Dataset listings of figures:
──────────

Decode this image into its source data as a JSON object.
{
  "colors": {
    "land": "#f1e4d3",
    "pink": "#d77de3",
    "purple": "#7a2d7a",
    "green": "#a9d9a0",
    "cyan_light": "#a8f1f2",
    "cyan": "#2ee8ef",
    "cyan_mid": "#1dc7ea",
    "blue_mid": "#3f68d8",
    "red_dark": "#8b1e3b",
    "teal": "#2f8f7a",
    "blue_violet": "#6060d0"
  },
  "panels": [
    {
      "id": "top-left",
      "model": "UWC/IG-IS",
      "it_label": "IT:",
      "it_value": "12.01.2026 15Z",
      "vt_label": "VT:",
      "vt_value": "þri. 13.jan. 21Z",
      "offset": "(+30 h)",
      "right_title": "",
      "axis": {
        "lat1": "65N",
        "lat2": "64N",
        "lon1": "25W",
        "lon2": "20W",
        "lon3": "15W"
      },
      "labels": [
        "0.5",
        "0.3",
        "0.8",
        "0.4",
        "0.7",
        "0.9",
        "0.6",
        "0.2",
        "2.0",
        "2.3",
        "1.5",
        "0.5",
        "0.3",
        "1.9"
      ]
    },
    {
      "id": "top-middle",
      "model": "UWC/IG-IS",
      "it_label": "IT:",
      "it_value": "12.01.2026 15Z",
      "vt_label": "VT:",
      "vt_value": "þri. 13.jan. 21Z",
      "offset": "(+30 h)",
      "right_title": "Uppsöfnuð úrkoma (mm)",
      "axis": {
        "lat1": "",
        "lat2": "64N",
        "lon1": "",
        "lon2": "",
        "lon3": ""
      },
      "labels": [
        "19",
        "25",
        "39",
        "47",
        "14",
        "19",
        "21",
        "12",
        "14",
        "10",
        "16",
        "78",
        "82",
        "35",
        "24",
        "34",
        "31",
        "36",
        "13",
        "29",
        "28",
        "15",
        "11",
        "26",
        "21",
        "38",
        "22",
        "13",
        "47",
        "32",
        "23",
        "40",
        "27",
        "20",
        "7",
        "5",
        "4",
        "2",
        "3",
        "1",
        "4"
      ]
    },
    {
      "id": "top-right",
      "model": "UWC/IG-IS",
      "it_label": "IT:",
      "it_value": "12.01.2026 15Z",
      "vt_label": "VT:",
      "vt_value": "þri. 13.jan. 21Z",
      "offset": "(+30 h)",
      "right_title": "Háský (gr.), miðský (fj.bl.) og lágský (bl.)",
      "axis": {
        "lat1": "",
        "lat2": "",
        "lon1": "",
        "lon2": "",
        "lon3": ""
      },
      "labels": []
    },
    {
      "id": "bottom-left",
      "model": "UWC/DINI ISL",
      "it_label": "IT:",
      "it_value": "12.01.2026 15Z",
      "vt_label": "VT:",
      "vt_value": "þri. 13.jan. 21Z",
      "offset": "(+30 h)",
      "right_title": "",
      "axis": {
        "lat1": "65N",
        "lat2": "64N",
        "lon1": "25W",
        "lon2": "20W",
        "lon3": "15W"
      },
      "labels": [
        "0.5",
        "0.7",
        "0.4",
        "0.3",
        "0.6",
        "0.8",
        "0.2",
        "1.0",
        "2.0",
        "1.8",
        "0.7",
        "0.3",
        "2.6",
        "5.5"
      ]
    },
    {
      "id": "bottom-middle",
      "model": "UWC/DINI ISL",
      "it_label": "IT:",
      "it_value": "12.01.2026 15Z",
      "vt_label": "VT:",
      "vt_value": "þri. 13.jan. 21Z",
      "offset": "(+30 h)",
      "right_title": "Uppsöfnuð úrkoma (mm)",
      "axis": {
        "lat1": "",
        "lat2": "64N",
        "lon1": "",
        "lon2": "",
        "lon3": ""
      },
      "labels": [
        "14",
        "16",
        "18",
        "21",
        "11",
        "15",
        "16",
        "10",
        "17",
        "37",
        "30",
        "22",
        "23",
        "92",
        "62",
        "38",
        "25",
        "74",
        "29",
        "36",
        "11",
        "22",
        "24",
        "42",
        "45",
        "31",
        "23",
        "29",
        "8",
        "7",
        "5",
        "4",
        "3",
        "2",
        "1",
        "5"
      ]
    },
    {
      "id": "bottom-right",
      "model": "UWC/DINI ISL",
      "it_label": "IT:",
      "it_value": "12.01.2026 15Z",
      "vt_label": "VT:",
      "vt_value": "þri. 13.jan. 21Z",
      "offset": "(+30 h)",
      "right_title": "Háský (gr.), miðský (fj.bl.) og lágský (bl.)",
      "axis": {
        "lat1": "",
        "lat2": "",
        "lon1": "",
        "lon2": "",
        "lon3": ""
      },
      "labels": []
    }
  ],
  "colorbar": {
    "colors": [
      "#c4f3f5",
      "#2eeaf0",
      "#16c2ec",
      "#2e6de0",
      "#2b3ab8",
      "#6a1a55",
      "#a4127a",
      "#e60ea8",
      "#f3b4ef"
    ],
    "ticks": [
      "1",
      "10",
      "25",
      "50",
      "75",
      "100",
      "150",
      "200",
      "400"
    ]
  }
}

──────────

__Your goal__
Write out the whole listing exactly.

__Task solution__
Decode this image into its source data as a JSON object.
{
  "colors": {
    "land": "#f1e4d3",
    "pink": "#d77de3",
    "purple": "#7a2d7a",
    "green": "#a9d9a0",
    "cyan_light": "#a8f1f2",
    "cyan": "#2ee8ef",
    "cyan_mid": "#1dc7ea",
    "blue_mid": "#3f68d8",
    "red_dark": "#8b1e3b",
    "teal": "#2f8f7a",
    "blue_violet": "#6060d0"
  },
  "panels": [
    {
      "id": "top-left",
      "model": "UWC/IG-IS",
      "it_label": "IT:",
      "it_value": "12.01.2026 15Z",
      "vt_label": "VT:",
      "vt_value": "þri. 13.jan. 21Z",
      "offset": "(+30 h)",
      "right_title": "",
      "axis": {
        "lat1": "65N",
        "lat2": "64N",
        "lon1": "25W",
        "lon2": "20W",
        "lon3": "15W"
      },
      "labels": [
        "0.5",
        "0.3",
        "0.8",
        "0.4",
        "0.7",
        "0.9",
        "0.6",
        "0.2",
        "2.0",
        "2.3",
        "1.5",
        "0.5",
        "0.3",
        "1.9"
      ]
    },
    {
      "id": "top-middle",
      "model": "UWC/IG-IS",
      "it_label": "IT:",
      "it_value": "12.01.2026 15Z",
      "vt_label": "VT:",
      "vt_value": "þri. 13.jan. 21Z",
      "offset": "(+30 h)",
      "right_title": "Uppsöfnuð úrkoma (mm)",
      "axis": {
        "lat1": "",
        "lat2": "64N",
        "lon1": "",
        "lon2": "",
        "lon3": ""
      },
      "labels": [
        "19",
        "25",
        "39",
        "47",
        "14",
        "19",
        "21",
        "12",
        "14",
        "10",
        "16",
        "78",
        "82",
        "35",
        "24",
        "34",
        "31",
        "36",
        "13",
        "29",
        "28",
        "15",
        "11",
        "26",
        "21",
        "38",
        "22",
        "13",
        "47",
        "32",
        "23",
        "40",
        "27",
        "20",
        "7",
        "5",
        "4",
        "2",
        "3",
        "1",
        "4"
      ]
    },
    {
      "id": "top-right",
      "model": "UWC/IG-IS",
      "it_label": "IT:",
      "it_value": "12.01.2026 15Z",
      "vt_label": "VT:",
      "vt_value": "þri. 13.jan. 21Z",
      "offset": "(+30 h)",
      "right_title": "Háský (gr.), miðský (fj.bl.) og lágský (bl.)",
      "axis": {
        "lat1": "",
        "lat2": "",
        "lon1": "",
        "lon2": "",
        "lon3": ""
      },
      "labels": []
    },
    {
      "id": "bottom-left",
      "model": "UWC/DINI ISL",
      "it_label": "IT:",
      "it_value": "12.01.2026 15Z",
      "vt_label": "VT:",
      "vt_value": "þri. 13.jan. 21Z",
      "offset": "(+30 h)",
      "right_title": "",
      "axis": {
        "lat1": "65N",
        "lat2": "64N",
        "lon1": "25W",
        "lon2": "20W",
        "lon3": "15W"
      },
      "labels": [
        "0.5",
        "0.7",
        "0.4",
        "0.3",
        "0.6",
        "0.8",
        "0.2",
        "1.0",
        "2.0",
        "1.8",
        "0.7",
        "0.3",
        "2.6",
        "5.5"
      ]
    },
    {
      "id": "bottom-middle",
      "model": "UWC/DINI ISL",
      "it_label": "IT:",
      "it_value": "12.01.2026 15Z",
      "vt_label": "VT:",
      "vt_value": "þri. 13.jan. 21Z",
      "offset": "(+30 h)",
      "right_title": "Uppsöfnuð úrkoma (mm)",
      "axis": {
        "lat1": "",
        "lat2": "64N",
        "lon1": "",
        "lon2": "",
        "lon3": ""
      },
      "labels": [
        "14",
        "16",
        "18",
        "21",
        "11",
        "15",
        "16",
        "10",
        "17",
        "37",
        "30",
        "22",
        "23",
        "92",
        "62",
        "38",
        "25",
        "74",
        "29",
        "36",
        "11",
        "22",
        "24",
        "42",
        "45",
        "31",
        "23",
        "29",
        "8",
        "7",
        "5",
        "4",
        "3",
        "2",
        "1",
        "5"
      ]
    },
    {
      "id": "bottom-right",
      "model": "UWC/DINI ISL",
      "it_label": "IT:",
      "it_value": "12.01.2026 15Z",
      "vt_label": "VT:",
      "vt_value": "þri. 13.jan. 21Z",
      "offset": "(+30 h)",
      "right_title": "Háský (gr.), miðský (fj.bl.) og lágský (bl.)",
      "axis": {
        "lat1": "",
        "lat2": "",
        "lon1": "",
        "lon2": "",
        "lon3": ""
      },
      "labels": []
    }
  ],
  "colorbar": {
    "colors": [
      "#c4f3f5",
      "#2eeaf0",
      "#16c2ec",
      "#2e6de0",
      "#2b3ab8",
      "#6a1a55",
      "#a4127a",
      "#e60ea8",
      "#f3b4ef"
    ],
    "ticks": [
      "1",
      "10",
      "25",
      "50",
      "75",
      "100",
      "150",
      "200",
      "400"
    ]
  }
}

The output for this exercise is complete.